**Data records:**
=====

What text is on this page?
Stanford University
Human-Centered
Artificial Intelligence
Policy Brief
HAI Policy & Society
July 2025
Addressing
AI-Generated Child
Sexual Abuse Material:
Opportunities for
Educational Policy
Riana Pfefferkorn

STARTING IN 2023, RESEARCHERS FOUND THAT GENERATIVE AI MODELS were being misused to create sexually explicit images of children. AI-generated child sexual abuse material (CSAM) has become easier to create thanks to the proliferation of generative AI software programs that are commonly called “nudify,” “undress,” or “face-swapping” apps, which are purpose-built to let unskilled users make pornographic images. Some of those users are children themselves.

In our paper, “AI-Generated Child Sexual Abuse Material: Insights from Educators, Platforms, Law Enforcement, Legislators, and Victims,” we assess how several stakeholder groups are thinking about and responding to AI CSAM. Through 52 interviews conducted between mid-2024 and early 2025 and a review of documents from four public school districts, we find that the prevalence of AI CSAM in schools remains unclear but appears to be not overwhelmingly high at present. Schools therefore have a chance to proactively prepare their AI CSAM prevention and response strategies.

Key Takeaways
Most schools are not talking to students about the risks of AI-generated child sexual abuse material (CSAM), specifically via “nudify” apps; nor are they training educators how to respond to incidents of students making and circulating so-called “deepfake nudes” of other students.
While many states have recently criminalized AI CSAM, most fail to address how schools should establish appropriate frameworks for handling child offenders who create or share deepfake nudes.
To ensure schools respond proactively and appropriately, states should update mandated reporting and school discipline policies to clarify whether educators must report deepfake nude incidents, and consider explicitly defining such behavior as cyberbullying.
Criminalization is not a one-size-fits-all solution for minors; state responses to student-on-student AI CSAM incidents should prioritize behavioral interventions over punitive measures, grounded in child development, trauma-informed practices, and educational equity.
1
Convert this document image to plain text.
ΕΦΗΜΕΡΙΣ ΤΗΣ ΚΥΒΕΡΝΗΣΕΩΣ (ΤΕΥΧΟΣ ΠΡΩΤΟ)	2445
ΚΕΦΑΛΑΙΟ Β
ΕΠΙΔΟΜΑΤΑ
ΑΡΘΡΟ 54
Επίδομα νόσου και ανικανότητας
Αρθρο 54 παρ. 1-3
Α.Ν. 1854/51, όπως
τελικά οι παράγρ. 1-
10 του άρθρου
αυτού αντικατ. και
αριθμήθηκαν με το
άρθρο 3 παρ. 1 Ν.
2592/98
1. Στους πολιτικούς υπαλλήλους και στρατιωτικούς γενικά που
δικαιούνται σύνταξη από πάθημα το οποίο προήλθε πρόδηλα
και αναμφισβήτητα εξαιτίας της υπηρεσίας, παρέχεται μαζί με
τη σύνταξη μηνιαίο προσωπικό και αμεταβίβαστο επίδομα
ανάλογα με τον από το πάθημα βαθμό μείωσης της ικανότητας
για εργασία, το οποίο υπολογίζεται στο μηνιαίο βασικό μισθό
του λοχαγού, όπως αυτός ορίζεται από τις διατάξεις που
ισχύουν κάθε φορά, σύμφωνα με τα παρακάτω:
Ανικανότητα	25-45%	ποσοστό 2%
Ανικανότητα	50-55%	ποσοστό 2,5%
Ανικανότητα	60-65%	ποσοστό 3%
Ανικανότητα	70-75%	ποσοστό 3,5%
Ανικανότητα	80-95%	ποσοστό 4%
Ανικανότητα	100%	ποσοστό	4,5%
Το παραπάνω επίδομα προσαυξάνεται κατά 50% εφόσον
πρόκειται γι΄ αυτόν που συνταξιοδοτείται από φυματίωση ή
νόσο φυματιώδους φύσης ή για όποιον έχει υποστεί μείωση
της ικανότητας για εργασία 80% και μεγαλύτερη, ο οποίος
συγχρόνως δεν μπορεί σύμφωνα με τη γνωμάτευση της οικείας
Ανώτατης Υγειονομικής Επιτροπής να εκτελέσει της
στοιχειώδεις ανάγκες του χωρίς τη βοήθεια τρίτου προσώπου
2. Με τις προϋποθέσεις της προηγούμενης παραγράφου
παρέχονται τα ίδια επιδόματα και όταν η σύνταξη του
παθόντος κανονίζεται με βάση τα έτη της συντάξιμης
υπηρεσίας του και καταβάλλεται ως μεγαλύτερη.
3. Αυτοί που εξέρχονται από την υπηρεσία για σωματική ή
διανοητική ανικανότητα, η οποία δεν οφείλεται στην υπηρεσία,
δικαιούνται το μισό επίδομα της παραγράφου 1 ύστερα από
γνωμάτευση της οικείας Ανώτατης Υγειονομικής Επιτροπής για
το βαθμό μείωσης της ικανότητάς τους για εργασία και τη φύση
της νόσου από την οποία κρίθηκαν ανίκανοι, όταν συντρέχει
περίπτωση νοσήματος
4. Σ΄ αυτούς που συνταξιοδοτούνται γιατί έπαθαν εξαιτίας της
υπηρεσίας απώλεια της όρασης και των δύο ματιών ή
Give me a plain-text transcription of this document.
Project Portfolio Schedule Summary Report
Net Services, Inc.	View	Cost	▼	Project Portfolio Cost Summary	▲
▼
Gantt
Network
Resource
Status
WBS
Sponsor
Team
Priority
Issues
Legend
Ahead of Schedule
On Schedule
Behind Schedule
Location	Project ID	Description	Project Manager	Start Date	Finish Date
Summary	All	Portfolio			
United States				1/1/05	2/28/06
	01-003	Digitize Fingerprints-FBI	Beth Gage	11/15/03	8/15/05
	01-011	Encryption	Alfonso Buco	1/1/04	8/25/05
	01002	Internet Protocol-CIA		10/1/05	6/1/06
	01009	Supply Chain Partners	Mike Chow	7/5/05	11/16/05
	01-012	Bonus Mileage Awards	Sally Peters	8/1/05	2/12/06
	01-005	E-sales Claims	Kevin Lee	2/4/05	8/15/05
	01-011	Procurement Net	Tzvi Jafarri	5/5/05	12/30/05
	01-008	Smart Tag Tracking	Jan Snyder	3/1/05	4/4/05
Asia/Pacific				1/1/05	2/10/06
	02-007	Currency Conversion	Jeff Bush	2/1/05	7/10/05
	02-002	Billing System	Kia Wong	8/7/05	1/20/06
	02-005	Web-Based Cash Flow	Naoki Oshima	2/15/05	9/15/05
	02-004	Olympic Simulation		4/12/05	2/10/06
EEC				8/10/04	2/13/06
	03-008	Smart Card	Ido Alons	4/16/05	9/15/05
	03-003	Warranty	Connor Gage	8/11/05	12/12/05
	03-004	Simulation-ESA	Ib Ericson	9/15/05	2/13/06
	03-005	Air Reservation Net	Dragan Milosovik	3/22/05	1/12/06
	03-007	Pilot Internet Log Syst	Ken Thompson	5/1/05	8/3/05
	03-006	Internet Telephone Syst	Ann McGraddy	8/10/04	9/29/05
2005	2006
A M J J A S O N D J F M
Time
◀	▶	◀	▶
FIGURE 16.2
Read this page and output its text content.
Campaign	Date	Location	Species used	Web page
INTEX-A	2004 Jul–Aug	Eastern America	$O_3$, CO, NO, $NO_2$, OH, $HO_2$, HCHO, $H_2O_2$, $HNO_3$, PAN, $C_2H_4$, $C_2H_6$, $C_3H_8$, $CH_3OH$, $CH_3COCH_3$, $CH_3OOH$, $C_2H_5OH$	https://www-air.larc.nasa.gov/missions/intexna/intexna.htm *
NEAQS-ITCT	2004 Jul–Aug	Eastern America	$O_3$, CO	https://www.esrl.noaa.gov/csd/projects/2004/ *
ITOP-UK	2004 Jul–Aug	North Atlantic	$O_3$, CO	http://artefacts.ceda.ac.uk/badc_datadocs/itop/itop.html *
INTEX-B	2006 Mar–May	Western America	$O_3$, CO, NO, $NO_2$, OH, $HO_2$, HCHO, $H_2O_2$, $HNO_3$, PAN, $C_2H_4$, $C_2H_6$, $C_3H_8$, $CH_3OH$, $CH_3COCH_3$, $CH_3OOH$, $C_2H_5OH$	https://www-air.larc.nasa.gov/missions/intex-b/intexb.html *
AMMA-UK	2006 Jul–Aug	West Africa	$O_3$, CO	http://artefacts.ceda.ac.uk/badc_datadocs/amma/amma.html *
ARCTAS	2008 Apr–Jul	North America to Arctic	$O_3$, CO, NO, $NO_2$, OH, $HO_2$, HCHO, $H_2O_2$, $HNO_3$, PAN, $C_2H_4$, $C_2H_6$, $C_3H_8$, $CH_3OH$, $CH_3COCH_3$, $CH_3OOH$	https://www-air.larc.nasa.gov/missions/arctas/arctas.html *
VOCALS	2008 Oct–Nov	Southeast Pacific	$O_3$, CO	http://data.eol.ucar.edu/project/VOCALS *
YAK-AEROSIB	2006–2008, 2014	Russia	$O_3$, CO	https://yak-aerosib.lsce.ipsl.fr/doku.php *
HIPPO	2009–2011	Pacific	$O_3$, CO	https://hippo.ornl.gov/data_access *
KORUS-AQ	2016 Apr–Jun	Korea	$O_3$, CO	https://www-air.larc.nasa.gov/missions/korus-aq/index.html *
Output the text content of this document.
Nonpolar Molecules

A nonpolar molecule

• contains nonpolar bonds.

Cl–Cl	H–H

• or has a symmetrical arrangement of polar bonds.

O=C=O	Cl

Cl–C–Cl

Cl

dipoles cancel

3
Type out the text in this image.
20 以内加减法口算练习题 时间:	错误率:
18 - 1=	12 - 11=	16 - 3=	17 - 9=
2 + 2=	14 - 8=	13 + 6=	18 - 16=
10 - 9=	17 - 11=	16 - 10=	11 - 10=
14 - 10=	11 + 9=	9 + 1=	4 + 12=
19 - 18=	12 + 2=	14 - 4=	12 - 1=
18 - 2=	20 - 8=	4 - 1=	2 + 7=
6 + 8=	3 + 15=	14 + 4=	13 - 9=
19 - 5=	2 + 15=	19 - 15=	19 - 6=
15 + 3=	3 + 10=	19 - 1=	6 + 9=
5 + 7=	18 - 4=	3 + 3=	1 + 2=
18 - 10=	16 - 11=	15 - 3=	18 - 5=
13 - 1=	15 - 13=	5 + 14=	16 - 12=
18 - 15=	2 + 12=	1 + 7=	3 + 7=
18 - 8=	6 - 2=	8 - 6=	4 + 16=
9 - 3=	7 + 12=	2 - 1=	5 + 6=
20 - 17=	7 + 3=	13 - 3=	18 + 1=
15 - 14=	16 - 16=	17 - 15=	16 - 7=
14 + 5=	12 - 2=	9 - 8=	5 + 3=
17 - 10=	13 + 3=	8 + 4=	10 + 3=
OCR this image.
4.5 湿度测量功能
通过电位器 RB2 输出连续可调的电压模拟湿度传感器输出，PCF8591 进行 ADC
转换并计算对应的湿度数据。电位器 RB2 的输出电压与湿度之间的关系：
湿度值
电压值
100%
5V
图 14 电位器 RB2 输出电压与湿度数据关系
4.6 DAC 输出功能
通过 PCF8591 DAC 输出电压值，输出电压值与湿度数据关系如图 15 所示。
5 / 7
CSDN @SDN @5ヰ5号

=====

**SET EXERCISE:**
Write the lines out exactly, from the one with "Output the text content of this document." down to the last line of the listing, and leave out all others.

**SOLUTION BELOW:**
Output the text content of this document.
Nonpolar Molecules

A nonpolar molecule

• contains nonpolar bonds.

Cl–Cl	H–H

• or has a symmetrical arrangement of polar bonds.

O=C=O	Cl

Cl–C–Cl

Cl

dipoles cancel

3
Type out the text in this image.
20 以内加减法口算练习题 时间:	错误率:
18 - 1=	12 - 11=	16 - 3=	17 - 9=
2 + 2=	14 - 8=	13 + 6=	18 - 16=
10 - 9=	17 - 11=	16 - 10=	11 - 10=
14 - 10=	11 + 9=	9 + 1=	4 + 12=
19 - 18=	12 + 2=	14 - 4=	12 - 1=
18 - 2=	20 - 8=	4 - 1=	2 + 7=
6 + 8=	3 + 15=	14 + 4=	13 - 9=
19 - 5=	2 + 15=	19 - 15=	19 - 6=
15 + 3=	3 + 10=	19 - 1=	6 + 9=
5 + 7=	18 - 4=	3 + 3=	1 + 2=
18 - 10=	16 - 11=	15 - 3=	18 - 5=
13 - 1=	15 - 13=	5 + 14=	16 - 12=
18 - 15=	2 + 12=	1 + 7=	3 + 7=
18 - 8=	6 - 2=	8 - 6=	4 + 16=
9 - 3=	7 + 12=	2 - 1=	5 + 6=
20 - 17=	7 + 3=	13 - 3=	18 + 1=
15 - 14=	16 - 16=	17 - 15=	16 - 7=
14 + 5=	12 - 2=	9 - 8=	5 + 3=
17 - 10=	13 + 3=	8 + 4=	10 + 3=
OCR this image.
4.5 湿度测量功能
通过电位器 RB2 输出连续可调的电压模拟湿度传感器输出，PCF8591 进行 ADC
转换并计算对应的湿度数据。电位器 RB2 的输出电压与湿度之间的关系：
湿度值
电压值
100%
5V
图 14 电位器 RB2 输出电压与湿度数据关系
4.6 DAC 输出功能
通过 PCF8591 DAC 输出电压值，输出电压值与湿度数据关系如图 15 所示。
5 / 7
CSDN @SDN @5ヰ5号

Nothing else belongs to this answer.